**AIM**. Please restate the following records word for word.
>>>
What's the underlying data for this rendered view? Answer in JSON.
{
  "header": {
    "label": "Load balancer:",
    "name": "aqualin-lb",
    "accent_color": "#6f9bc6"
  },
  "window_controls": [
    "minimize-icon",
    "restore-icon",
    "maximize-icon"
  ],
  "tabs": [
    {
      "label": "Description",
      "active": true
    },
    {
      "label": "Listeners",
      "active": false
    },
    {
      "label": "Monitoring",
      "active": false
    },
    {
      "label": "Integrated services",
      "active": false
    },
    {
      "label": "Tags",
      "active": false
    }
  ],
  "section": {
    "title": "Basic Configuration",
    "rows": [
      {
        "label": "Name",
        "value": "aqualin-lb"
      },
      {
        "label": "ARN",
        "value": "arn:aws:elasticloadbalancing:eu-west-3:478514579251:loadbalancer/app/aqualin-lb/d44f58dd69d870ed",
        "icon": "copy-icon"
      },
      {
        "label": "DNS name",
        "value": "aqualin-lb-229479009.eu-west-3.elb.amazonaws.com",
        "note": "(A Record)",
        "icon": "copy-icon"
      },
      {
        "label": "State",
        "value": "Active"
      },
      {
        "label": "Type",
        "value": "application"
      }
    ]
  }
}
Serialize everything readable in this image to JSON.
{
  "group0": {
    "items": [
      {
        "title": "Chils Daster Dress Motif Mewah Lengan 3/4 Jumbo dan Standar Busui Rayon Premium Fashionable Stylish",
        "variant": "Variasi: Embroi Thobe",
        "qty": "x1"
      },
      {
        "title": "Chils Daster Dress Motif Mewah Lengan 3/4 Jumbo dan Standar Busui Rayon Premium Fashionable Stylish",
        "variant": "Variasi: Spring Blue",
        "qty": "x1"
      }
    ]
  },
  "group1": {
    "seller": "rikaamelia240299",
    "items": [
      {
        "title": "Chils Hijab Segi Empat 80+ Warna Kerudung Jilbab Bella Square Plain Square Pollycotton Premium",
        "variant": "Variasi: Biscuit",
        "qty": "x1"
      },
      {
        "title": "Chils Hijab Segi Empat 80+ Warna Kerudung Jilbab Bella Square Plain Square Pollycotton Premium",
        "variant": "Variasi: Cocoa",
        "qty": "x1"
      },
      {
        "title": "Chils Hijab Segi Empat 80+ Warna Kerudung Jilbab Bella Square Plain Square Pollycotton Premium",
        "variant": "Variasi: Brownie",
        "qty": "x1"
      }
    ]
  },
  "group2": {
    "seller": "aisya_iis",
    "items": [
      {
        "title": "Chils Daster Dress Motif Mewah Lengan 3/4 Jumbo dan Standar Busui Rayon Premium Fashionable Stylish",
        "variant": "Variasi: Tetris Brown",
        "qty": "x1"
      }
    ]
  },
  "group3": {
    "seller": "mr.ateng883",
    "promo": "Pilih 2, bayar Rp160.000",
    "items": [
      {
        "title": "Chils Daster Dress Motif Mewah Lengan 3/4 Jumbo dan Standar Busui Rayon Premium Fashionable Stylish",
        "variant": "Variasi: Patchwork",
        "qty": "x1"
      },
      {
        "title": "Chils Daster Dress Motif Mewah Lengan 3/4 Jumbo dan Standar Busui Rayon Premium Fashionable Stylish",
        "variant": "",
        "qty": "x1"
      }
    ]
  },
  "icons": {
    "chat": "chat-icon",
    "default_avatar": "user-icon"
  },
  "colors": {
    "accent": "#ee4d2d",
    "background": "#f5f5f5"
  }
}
<<<
**RIGHT ANSWER**.
What's the underlying data for this rendered view? Answer in JSON.
{
  "header": {
    "label": "Load balancer:",
    "name": "aqualin-lb",
    "accent_color": "#6f9bc6"
  },
  "window_controls": [
    "minimize-icon",
    "restore-icon",
    "maximize-icon"
  ],
  "tabs": [
    {
      "label": "Description",
      "active": true
    },
    {
      "label": "Listeners",
      "active": false
    },
    {
      "label": "Monitoring",
      "active": false
    },
    {
      "label": "Integrated services",
      "active": false
    },
    {
      "label": "Tags",
      "active": false
    }
  ],
  "section": {
    "title": "Basic Configuration",
    "rows": [
      {
        "label": "Name",
        "value": "aqualin-lb"
      },
      {
        "label": "ARN",
        "value": "arn:aws:elasticloadbalancing:eu-west-3:478514579251:loadbalancer/app/aqualin-lb/d44f58dd69d870ed",
        "icon": "copy-icon"
      },
      {
        "label": "DNS name",
        "value": "aqualin-lb-229479009.eu-west-3.elb.amazonaws.com",
        "note": "(A Record)",
        "icon": "copy-icon"
      },
      {
        "label": "State",
        "value": "Active"
      },
      {
        "label": "Type",
        "value": "application"
      }
    ]
  }
}
Serialize everything readable in this image to JSON.
{
  "group0": {
    "items": [
      {
        "title": "Chils Daster Dress Motif Mewah Lengan 3/4 Jumbo dan Standar Busui Rayon Premium Fashionable Stylish",
        "variant": "Variasi: Embroi Thobe",
        "qty": "x1"
      },
      {
        "title": "Chils Daster Dress Motif Mewah Lengan 3/4 Jumbo dan Standar Busui Rayon Premium Fashionable Stylish",
        "variant": "Variasi: Spring Blue",
        "qty": "x1"
      }
    ]
  },
  "group1": {
    "seller": "rikaamelia240299",
    "items": [
      {
        "title": "Chils Hijab Segi Empat 80+ Warna Kerudung Jilbab Bella Square Plain Square Pollycotton Premium",
        "variant": "Variasi: Biscuit",
        "qty": "x1"
      },
      {
        "title": "Chils Hijab Segi Empat 80+ Warna Kerudung Jilbab Bella Square Plain Square Pollycotton Premium",
        "variant": "Variasi: Cocoa",
        "qty": "x1"
      },
      {
        "title": "Chils Hijab Segi Empat 80+ Warna Kerudung Jilbab Bella Square Plain Square Pollycotton Premium",
        "variant": "Variasi: Brownie",
        "qty": "x1"
      }
    ]
  },
  "group2": {
    "seller": "aisya_iis",
    "items": [
      {
        "title": "Chils Daster Dress Motif Mewah Lengan 3/4 Jumbo dan Standar Busui Rayon Premium Fashionable Stylish",
        "variant": "Variasi: Tetris Brown",
        "qty": "x1"
      }
    ]
  },
  "group3": {
    "seller": "mr.ateng883",
    "promo": "Pilih 2, bayar Rp160.000",
    "items": [
      {
        "title": "Chils Daster Dress Motif Mewah Lengan 3/4 Jumbo dan Standar Busui Rayon Premium Fashionable Stylish",
        "variant": "Variasi: Patchwork",
        "qty": "x1"
      },
      {
        "title": "Chils Daster Dress Motif Mewah Lengan 3/4 Jumbo dan Standar Busui Rayon Premium Fashionable Stylish",
        "variant": "",
        "qty": "x1"
      }
    ]
  },
  "icons": {
    "chat": "chat-icon",
    "default_avatar": "user-icon"
  },
  "colors": {
    "accent": "#ee4d2d",
    "background": "#f5f5f5"
  }
}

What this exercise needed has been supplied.